Material provided:
"""
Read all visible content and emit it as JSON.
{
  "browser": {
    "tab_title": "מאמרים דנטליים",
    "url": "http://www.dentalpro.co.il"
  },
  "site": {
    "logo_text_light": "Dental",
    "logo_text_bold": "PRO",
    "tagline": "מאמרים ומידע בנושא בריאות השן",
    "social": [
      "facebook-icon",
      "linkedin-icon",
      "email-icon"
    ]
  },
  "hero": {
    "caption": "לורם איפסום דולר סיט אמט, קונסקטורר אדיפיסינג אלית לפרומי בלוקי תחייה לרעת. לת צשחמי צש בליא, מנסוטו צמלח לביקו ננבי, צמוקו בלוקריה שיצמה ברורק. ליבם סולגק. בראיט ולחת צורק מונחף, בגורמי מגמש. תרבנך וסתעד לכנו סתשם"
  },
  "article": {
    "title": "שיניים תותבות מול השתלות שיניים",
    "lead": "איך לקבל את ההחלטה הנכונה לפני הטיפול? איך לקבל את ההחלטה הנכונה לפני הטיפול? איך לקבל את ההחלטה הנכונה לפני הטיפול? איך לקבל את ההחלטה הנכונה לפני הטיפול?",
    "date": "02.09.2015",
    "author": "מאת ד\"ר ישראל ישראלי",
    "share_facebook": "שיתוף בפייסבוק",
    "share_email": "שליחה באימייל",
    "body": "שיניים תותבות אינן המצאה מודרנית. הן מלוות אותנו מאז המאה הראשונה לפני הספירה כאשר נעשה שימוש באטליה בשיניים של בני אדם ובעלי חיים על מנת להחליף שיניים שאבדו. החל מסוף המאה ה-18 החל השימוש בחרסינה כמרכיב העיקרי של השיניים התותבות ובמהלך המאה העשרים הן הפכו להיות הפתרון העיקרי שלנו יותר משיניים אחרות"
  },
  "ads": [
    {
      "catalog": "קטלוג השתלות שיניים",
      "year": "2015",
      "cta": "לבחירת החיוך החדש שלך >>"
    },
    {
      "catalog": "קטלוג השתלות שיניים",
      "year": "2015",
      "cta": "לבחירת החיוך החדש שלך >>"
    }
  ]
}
"""
Problem statement:
Output every entry shown above, exactly.

Output:
Read all visible content and emit it as JSON.
{
  "browser": {
    "tab_title": "מאמרים דנטליים",
    "url": "http://www.dentalpro.co.il"
  },
  "site": {
    "logo_text_light": "Dental",
    "logo_text_bold": "PRO",
    "tagline": "מאמרים ומידע בנושא בריאות השן",
    "social": [
      "facebook-icon",
      "linkedin-icon",
      "email-icon"
    ]
  },
  "hero": {
    "caption": "לורם איפסום דולר סיט אמט, קונסקטורר אדיפיסינג אלית לפרומי בלוקי תחייה לרעת. לת צשחמי צש בליא, מנסוטו צמלח לביקו ננבי, צמוקו בלוקריה שיצמה ברורק. ליבם סולגק. בראיט ולחת צורק מונחף, בגורמי מגמש. תרבנך וסתעד לכנו סתשם"
  },
  "article": {
    "title": "שיניים תותבות מול השתלות שיניים",
    "lead": "איך לקבל את ההחלטה הנכונה לפני הטיפול? איך לקבל את ההחלטה הנכונה לפני הטיפול? איך לקבל את ההחלטה הנכונה לפני הטיפול? איך לקבל את ההחלטה הנכונה לפני הטיפול?",
    "date": "02.09.2015",
    "author": "מאת ד\"ר ישראל ישראלי",
    "share_facebook": "שיתוף בפייסבוק",
    "share_email": "שליחה באימייל",
    "body": "שיניים תותבות אינן המצאה מודרנית. הן מלוות אותנו מאז המאה הראשונה לפני הספירה כאשר נעשה שימוש באטליה בשיניים של בני אדם ובעלי חיים על מנת להחליף שיניים שאבדו. החל מסוף המאה ה-18 החל השימוש בחרסינה כמרכיב העיקרי של השיניים התותבות ובמהלך המאה העשרים הן הפכו להיות הפתרון העיקרי שלנו יותר משיניים אחרות"
  },
  "ads": [
    {
      "catalog": "קטלוג השתלות שיניים",
      "year": "2015",
      "cta": "לבחירת החיוך החדש שלך >>"
    },
    {
      "catalog": "קטלוג השתלות שיניים",
      "year": "2015",
      "cta": "לבחירת החיוך החדש שלך >>"
    }
  ]
}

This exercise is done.